[STATED TASK]
Return the full listing exactly as it is written.

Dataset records

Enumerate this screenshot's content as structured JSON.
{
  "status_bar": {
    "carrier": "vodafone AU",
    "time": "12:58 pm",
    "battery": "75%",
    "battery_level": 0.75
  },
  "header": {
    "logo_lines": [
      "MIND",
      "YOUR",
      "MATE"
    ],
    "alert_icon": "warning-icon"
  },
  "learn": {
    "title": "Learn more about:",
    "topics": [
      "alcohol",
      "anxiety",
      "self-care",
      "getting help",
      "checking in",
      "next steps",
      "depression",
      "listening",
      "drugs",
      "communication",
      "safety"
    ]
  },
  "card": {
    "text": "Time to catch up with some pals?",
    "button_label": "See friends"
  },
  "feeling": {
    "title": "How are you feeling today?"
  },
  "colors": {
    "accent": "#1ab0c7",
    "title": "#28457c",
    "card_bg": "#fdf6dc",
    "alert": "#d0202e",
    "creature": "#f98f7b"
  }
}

[ANSWER TO THIS PROBLEM]
Enumerate this screenshot's content as structured JSON.
{
  "status_bar": {
    "carrier": "vodafone AU",
    "time": "12:58 pm",
    "battery": "75%",
    "battery_level": 0.75
  },
  "header": {
    "logo_lines": [
      "MIND",
      "YOUR",
      "MATE"
    ],
    "alert_icon": "warning-icon"
  },
  "learn": {
    "title": "Learn more about:",
    "topics": [
      "alcohol",
      "anxiety",
      "self-care",
      "getting help",
      "checking in",
      "next steps",
      "depression",
      "listening",
      "drugs",
      "communication",
      "safety"
    ]
  },
  "card": {
    "text": "Time to catch up with some pals?",
    "button_label": "See friends"
  },
  "feeling": {
    "title": "How are you feeling today?"
  },
  "colors": {
    "accent": "#1ab0c7",
    "title": "#28457c",
    "card_bg": "#fdf6dc",
    "alert": "#d0202e",
    "creature": "#f98f7b"
  }
}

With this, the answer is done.